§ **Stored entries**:
━━━
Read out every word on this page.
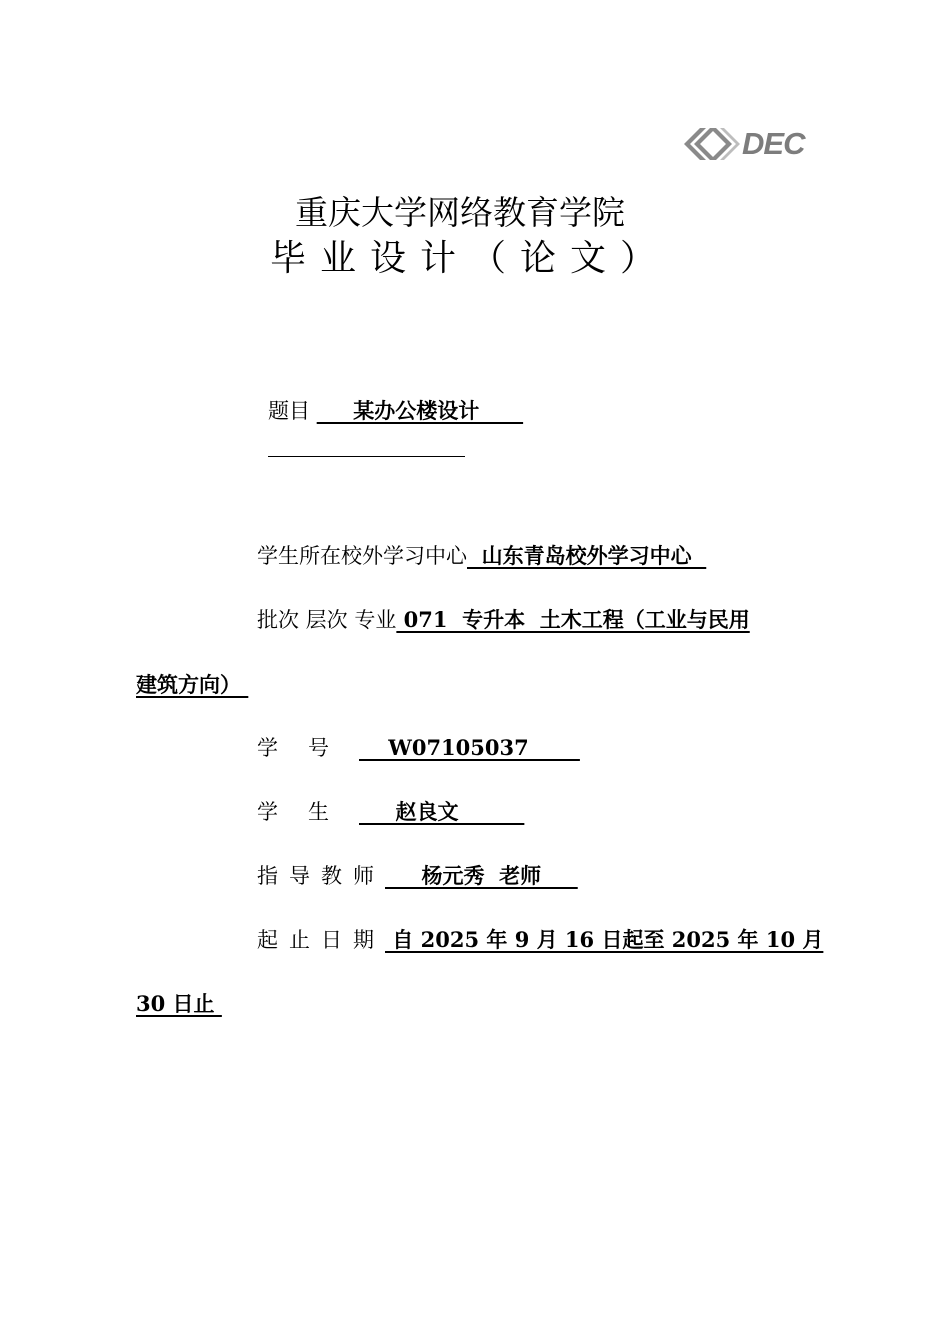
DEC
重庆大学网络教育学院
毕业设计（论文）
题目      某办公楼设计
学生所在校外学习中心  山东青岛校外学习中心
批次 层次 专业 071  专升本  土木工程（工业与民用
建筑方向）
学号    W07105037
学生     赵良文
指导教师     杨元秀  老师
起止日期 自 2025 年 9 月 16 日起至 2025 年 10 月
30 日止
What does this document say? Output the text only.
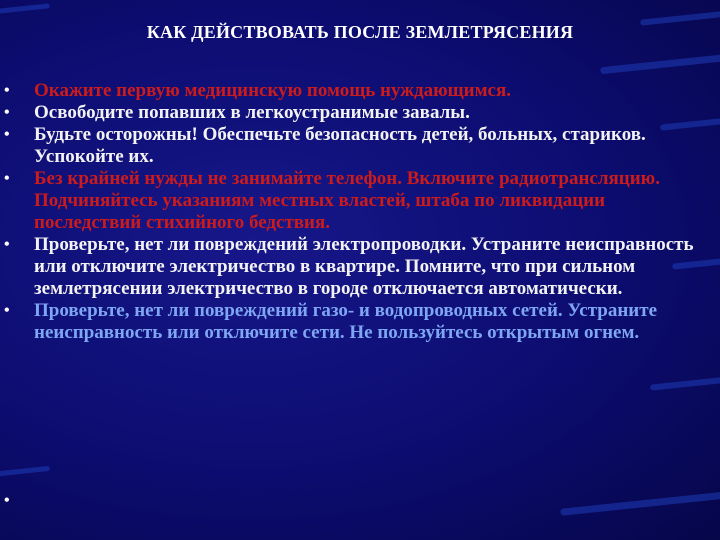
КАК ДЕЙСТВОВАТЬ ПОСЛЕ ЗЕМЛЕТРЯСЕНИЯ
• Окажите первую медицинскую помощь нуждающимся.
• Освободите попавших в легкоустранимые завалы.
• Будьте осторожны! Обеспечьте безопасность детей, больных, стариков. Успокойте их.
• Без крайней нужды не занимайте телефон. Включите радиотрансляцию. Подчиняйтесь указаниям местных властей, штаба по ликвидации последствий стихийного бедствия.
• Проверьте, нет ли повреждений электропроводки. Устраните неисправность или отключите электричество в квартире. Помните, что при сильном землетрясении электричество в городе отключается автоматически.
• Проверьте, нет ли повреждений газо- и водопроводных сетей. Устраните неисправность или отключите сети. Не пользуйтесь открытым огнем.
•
━━━
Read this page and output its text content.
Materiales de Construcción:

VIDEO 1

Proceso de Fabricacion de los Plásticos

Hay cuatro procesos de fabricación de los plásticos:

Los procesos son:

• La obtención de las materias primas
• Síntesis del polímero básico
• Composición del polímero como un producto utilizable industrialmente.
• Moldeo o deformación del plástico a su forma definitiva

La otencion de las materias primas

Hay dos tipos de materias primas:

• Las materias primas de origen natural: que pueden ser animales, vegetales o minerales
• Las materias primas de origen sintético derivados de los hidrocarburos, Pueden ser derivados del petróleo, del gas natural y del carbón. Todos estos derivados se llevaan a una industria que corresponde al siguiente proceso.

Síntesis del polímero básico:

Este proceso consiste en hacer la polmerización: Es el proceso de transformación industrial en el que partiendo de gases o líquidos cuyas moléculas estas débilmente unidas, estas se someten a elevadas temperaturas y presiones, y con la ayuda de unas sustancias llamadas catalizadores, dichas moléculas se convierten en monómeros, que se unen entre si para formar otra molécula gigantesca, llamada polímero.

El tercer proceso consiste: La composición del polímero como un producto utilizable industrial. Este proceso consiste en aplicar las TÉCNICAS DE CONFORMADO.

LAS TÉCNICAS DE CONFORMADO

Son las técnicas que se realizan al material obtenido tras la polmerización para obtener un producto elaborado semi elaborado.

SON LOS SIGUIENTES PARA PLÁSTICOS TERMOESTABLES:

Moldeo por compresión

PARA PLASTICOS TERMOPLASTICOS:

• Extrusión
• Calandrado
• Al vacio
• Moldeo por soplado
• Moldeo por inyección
━━━
Show every line in the records above that contains the word "natural".

• Las materias primas de origen natural: que pueden ser animales, vegetales o minerales
• Las materias primas de origen sintético derivados de los hidrocarburos, Pueden ser derivados del petróleo, del gas natural y del carbón. Todos estos derivados se llevaan a una industria que corresponde al siguiente proceso.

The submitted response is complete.